(Lines of data)
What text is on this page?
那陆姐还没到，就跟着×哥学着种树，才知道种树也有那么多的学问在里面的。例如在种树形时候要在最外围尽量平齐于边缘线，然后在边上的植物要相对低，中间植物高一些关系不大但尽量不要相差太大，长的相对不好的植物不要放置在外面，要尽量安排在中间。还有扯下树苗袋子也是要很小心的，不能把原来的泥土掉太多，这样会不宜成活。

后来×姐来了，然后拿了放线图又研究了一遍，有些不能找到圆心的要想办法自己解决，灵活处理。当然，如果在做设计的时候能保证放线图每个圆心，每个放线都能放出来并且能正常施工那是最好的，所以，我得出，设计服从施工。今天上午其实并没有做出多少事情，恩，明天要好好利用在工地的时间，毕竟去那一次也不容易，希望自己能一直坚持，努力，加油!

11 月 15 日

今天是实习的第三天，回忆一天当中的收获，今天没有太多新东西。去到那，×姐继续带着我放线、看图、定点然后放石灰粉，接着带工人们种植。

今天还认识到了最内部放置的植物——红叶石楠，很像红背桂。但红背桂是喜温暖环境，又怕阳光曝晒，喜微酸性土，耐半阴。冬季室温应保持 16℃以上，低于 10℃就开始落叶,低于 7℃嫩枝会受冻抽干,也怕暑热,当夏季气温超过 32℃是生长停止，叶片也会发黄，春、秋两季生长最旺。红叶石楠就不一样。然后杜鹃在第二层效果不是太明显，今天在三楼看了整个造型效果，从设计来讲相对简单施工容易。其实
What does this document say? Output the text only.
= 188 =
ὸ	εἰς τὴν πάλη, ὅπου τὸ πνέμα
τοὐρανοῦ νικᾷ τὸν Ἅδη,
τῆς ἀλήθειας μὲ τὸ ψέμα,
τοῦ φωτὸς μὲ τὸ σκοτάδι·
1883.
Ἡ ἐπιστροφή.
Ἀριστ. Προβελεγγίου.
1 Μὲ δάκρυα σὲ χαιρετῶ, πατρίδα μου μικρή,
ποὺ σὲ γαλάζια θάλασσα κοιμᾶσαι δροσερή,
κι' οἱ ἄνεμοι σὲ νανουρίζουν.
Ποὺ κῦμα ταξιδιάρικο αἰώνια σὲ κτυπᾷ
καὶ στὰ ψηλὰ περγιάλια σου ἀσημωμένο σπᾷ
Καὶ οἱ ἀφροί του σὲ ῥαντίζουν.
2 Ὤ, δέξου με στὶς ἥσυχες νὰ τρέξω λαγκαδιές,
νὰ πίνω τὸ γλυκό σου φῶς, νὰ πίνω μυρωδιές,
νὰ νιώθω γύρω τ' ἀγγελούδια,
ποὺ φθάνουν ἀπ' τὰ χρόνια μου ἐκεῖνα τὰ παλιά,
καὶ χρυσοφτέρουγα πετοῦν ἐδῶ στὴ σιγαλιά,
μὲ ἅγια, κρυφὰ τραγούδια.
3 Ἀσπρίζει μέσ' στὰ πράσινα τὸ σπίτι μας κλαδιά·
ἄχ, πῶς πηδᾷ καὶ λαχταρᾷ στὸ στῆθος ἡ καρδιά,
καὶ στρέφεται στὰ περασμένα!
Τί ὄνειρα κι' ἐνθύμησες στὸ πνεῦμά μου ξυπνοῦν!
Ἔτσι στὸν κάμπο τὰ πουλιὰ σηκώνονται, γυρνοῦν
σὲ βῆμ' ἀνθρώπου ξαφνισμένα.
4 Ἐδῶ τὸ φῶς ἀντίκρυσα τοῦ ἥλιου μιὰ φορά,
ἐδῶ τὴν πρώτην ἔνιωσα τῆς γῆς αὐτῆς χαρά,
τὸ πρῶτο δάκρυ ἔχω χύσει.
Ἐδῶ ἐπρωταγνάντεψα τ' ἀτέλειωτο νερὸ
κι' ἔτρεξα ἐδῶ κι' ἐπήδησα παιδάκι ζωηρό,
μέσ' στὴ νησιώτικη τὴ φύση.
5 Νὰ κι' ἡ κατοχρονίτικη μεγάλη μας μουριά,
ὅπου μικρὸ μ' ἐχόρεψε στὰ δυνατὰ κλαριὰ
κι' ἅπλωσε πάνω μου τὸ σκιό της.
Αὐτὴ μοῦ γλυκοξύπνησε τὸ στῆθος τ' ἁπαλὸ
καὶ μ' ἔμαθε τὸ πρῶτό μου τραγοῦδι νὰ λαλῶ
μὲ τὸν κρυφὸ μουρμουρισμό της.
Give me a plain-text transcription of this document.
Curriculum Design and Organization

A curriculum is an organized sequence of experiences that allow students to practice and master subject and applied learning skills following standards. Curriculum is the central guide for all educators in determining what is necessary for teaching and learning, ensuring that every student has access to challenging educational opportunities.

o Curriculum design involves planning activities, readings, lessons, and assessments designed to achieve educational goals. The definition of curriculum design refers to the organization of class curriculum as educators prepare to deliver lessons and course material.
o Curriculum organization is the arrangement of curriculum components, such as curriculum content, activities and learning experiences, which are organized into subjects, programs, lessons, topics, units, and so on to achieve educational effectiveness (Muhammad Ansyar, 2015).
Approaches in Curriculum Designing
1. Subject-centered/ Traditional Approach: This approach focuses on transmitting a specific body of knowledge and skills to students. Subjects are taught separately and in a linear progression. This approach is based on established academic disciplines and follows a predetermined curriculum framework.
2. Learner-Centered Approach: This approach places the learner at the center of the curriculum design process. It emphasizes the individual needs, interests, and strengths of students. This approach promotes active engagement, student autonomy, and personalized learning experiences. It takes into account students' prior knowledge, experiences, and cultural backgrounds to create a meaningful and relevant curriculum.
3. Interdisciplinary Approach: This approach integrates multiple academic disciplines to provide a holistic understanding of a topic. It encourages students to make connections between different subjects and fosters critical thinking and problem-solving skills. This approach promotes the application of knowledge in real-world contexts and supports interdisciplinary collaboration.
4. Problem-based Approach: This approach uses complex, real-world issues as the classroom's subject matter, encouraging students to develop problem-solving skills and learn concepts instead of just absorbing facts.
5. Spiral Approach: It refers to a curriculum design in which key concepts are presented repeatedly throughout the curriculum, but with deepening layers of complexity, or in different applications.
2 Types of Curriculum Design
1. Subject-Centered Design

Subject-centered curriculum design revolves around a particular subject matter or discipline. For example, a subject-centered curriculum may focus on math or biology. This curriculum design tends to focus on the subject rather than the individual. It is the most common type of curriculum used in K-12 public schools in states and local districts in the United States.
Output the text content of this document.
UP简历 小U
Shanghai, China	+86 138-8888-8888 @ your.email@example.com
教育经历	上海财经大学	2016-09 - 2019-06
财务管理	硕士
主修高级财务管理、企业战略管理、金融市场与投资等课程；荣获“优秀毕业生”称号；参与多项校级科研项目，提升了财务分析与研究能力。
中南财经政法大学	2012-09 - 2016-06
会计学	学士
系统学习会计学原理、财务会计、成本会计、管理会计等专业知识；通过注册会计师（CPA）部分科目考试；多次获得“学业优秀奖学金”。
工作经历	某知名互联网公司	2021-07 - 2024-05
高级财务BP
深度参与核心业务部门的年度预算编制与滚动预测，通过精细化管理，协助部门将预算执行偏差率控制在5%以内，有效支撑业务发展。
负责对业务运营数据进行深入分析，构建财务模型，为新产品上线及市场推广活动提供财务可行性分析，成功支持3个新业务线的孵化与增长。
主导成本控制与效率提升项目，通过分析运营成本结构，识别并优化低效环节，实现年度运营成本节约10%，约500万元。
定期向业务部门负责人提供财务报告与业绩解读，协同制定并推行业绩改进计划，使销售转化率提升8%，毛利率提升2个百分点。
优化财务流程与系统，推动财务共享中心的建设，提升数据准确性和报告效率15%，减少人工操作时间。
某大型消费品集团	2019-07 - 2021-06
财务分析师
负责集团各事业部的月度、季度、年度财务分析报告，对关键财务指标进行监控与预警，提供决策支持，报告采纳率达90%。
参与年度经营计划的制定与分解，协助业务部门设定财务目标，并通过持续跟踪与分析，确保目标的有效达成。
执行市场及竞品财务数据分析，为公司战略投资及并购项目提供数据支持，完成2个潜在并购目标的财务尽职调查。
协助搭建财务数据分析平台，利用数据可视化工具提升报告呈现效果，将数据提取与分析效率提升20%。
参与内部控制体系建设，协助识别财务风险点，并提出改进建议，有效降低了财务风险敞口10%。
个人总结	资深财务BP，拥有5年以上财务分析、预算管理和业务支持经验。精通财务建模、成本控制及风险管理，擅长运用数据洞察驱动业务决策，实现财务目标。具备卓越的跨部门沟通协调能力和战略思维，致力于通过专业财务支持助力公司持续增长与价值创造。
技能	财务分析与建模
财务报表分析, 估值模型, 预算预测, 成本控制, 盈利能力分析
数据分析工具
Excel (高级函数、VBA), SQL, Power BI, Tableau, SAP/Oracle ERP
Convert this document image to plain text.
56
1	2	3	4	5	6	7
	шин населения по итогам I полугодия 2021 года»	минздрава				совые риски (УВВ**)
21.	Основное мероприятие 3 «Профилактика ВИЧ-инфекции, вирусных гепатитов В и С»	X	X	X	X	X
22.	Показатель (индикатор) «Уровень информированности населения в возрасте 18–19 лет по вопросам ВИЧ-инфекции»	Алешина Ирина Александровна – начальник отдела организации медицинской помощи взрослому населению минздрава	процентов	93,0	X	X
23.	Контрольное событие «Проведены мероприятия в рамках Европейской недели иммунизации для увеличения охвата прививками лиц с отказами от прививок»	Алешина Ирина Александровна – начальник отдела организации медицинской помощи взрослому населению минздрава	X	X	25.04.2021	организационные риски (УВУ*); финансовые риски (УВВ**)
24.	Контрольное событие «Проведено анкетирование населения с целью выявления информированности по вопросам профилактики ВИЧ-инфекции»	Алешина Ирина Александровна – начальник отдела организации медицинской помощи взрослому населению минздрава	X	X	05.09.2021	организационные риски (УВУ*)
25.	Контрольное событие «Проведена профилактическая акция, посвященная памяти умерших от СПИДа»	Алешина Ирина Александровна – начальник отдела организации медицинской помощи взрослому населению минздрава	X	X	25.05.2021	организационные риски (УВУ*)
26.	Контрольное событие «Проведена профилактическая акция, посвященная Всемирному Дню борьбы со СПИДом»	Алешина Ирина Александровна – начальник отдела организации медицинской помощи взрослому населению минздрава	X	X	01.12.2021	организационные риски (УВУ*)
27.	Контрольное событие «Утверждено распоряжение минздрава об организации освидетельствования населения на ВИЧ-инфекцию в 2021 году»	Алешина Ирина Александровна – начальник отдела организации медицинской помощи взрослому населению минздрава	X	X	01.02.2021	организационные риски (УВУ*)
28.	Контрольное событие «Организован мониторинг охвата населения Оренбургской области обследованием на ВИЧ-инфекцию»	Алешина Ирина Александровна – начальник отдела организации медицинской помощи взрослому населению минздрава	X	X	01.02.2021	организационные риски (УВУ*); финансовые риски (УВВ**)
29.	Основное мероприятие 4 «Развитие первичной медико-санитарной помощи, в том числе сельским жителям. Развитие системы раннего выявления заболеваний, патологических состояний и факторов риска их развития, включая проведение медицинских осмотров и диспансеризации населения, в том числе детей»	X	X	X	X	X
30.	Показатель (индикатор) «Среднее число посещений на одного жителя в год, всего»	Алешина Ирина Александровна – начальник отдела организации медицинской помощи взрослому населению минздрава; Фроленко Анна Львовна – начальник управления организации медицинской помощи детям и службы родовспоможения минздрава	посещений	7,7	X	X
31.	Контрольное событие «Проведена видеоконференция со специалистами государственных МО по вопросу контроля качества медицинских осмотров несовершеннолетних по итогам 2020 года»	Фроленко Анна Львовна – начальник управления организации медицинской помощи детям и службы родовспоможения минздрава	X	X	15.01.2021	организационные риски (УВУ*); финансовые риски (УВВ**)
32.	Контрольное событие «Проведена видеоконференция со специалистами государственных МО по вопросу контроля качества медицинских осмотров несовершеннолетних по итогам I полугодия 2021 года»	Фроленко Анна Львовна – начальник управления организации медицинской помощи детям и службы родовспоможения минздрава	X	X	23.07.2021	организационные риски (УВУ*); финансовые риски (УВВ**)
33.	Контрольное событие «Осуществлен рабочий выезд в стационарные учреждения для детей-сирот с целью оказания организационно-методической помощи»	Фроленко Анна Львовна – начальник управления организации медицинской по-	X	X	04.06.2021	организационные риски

* SHORT PROBLEM:
Check each line above for the word "plain" and copy the ones that have it.

* CORRECT OUTPUT:
Give me a plain-text transcription of this document.
Convert this document image to plain text.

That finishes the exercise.